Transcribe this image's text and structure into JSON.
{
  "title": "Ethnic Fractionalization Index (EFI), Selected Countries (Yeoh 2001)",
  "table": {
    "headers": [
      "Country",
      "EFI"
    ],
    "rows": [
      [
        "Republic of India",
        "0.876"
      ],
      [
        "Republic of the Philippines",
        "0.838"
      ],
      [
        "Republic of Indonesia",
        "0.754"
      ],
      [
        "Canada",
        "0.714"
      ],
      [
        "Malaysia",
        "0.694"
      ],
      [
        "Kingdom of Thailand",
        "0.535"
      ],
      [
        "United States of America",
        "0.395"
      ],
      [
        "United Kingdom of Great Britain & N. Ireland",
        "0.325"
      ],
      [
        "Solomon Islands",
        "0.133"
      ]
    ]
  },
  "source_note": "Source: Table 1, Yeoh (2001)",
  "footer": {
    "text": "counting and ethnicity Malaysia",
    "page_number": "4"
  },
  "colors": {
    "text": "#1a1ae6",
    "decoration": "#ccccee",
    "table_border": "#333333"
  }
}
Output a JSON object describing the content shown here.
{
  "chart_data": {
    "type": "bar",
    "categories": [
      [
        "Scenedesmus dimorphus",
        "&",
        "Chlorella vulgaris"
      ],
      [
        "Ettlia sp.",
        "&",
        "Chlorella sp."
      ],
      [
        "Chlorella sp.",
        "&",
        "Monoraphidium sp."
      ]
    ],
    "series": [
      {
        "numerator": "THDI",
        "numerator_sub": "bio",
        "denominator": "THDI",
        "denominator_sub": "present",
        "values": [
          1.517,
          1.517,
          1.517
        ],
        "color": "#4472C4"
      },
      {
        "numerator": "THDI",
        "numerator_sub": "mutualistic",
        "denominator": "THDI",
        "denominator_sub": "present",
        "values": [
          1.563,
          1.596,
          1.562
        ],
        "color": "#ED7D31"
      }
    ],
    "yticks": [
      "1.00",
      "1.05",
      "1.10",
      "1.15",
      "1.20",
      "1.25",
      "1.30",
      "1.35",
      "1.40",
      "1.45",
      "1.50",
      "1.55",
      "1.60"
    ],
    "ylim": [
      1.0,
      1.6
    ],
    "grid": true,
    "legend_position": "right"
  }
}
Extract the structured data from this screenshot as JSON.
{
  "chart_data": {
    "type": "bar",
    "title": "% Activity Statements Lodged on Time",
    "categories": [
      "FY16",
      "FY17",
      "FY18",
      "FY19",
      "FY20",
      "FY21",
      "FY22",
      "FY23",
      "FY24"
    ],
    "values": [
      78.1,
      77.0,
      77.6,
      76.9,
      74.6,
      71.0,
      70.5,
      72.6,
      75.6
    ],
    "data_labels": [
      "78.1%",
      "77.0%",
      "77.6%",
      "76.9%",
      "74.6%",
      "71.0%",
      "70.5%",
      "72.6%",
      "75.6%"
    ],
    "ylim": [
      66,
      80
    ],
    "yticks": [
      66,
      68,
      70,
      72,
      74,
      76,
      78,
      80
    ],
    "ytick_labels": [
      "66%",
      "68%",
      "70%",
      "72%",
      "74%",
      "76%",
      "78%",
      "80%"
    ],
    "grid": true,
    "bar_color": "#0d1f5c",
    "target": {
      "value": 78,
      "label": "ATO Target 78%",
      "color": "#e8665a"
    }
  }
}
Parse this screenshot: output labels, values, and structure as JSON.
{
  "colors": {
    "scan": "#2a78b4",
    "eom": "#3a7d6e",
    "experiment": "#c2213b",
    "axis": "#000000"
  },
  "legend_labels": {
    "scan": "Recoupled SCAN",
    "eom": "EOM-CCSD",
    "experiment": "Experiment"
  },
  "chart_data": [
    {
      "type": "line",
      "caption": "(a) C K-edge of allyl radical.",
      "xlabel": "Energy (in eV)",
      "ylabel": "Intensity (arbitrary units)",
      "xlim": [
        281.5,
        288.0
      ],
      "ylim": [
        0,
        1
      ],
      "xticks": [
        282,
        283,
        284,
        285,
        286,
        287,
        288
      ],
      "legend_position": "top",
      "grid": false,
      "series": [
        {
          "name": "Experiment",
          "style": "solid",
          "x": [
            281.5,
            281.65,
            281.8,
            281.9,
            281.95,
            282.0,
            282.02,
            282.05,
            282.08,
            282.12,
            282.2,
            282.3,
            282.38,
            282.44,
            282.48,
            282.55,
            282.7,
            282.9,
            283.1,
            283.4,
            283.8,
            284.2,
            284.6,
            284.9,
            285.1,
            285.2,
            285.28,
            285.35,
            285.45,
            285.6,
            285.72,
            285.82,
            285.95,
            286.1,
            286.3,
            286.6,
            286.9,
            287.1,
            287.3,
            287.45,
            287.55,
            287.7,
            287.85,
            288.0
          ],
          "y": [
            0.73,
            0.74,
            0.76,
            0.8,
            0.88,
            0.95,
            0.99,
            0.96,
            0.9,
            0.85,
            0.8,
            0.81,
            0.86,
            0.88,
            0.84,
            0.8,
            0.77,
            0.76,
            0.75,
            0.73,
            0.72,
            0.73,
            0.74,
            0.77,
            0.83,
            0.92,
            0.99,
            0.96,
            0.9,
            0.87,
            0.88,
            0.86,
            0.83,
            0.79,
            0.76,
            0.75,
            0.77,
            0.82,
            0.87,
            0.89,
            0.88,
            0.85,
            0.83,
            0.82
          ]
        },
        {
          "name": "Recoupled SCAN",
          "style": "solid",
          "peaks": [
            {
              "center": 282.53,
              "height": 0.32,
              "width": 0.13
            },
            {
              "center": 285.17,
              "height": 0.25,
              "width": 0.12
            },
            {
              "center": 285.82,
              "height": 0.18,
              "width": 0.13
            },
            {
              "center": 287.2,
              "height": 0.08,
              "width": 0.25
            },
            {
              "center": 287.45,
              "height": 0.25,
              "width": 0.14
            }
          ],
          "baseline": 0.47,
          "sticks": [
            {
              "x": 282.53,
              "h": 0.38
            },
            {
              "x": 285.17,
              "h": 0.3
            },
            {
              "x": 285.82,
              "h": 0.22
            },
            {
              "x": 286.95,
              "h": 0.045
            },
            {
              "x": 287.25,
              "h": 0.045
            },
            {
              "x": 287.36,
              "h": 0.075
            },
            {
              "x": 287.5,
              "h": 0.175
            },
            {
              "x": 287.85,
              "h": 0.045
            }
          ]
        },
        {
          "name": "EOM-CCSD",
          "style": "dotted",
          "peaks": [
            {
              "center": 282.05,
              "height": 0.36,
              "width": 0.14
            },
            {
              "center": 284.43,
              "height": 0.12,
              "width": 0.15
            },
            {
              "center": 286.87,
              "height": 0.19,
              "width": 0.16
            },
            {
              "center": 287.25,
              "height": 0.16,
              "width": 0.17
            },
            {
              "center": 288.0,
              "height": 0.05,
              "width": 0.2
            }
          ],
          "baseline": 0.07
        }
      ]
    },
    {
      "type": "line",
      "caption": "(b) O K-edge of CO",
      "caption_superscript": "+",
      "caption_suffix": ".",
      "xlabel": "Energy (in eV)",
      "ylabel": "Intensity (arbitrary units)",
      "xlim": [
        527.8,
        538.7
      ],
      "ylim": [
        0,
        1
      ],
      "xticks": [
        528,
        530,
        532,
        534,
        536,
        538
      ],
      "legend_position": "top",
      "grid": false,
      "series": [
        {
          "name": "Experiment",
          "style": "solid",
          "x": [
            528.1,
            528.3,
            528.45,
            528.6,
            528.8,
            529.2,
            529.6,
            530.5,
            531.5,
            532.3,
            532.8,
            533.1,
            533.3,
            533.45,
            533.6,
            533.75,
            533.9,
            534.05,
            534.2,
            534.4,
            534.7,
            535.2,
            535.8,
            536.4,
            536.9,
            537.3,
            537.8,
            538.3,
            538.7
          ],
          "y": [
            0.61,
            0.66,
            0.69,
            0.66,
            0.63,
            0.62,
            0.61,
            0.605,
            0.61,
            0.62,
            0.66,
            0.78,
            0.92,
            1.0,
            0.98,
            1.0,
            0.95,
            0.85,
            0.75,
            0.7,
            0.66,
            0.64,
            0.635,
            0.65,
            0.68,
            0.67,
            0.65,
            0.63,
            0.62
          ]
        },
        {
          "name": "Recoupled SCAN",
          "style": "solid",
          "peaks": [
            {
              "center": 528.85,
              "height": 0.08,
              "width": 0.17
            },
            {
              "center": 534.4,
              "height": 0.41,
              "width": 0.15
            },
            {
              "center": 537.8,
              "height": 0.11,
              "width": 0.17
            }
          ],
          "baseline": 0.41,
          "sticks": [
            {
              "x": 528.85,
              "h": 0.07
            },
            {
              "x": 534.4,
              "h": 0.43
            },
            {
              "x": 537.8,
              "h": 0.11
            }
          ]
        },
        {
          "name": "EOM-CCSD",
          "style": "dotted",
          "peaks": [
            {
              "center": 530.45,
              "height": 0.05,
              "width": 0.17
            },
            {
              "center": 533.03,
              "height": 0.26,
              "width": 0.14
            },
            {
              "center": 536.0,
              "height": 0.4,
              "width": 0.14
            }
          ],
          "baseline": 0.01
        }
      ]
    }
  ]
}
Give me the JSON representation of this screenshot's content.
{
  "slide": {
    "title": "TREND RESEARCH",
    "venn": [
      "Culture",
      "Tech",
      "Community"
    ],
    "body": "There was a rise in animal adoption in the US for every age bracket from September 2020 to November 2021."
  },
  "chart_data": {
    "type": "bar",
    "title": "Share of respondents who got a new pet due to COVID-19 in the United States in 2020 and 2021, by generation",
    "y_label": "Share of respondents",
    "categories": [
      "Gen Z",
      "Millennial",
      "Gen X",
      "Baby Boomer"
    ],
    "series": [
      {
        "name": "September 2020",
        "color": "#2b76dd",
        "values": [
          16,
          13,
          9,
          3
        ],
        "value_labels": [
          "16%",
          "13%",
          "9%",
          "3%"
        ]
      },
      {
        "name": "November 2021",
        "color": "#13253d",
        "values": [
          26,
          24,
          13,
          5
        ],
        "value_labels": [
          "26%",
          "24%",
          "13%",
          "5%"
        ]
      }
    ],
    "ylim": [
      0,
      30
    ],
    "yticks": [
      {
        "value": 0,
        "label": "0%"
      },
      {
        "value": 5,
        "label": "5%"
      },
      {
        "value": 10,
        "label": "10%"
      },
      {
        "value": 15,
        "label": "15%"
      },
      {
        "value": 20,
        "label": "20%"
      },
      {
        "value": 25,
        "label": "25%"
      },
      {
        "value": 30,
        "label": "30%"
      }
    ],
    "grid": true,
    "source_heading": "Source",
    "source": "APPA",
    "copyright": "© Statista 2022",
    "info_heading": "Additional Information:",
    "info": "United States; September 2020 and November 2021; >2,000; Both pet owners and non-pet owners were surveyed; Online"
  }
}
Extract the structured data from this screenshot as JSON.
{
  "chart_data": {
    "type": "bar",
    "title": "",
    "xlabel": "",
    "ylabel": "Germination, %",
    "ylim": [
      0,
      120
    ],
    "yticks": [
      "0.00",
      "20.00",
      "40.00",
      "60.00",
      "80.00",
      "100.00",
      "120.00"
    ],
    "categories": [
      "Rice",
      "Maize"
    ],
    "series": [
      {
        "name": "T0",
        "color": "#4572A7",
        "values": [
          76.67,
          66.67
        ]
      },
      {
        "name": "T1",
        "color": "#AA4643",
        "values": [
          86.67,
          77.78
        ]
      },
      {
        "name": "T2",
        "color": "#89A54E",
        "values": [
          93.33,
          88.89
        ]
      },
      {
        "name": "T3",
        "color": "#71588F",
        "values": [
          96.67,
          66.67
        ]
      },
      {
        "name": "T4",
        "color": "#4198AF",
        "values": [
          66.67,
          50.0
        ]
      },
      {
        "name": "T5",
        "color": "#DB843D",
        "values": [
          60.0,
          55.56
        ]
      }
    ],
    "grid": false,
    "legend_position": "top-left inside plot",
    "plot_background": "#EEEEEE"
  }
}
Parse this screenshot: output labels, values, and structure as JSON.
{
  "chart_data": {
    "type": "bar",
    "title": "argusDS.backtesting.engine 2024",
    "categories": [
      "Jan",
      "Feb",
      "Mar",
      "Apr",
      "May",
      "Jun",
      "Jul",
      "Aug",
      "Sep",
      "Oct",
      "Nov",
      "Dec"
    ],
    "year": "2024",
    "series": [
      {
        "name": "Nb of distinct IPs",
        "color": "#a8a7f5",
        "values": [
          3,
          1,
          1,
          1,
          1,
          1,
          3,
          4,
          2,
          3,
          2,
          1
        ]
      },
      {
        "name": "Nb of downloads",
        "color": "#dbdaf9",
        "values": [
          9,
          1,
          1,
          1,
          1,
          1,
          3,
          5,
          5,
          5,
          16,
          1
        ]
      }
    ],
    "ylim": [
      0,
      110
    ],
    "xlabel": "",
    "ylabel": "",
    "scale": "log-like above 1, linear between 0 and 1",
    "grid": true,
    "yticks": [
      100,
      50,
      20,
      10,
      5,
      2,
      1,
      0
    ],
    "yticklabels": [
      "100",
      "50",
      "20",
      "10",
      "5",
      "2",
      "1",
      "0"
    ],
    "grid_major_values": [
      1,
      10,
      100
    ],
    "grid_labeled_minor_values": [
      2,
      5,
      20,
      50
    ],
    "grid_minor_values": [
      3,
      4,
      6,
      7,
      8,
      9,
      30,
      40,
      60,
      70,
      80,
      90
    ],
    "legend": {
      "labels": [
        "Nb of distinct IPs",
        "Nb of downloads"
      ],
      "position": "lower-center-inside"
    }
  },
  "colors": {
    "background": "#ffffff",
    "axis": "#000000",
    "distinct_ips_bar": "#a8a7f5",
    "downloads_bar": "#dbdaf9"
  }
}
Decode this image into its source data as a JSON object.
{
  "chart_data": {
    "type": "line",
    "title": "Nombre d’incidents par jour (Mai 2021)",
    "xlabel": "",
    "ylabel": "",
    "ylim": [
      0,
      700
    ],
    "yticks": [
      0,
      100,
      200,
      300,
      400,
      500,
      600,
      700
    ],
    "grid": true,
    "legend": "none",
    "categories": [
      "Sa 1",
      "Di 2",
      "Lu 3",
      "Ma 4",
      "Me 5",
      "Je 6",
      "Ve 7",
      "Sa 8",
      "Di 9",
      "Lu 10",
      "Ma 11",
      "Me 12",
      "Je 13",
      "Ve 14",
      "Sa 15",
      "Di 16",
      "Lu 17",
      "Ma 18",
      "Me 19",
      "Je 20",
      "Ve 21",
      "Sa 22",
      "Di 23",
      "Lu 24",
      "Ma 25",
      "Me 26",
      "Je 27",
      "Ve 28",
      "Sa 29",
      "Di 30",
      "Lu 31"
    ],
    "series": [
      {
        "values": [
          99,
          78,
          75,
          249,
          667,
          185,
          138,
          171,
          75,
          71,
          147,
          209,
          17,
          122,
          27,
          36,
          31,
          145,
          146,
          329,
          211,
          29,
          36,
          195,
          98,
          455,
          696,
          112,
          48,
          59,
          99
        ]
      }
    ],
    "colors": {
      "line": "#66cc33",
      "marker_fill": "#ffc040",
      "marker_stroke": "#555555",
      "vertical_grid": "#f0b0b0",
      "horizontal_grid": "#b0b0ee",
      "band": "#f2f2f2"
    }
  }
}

__________

» **Task objective**
Scan the material and collect every line that contains "Malaysia".

» **Solution for this problem**
        "Malaysia",
    "text": "counting and ethnicity Malaysia",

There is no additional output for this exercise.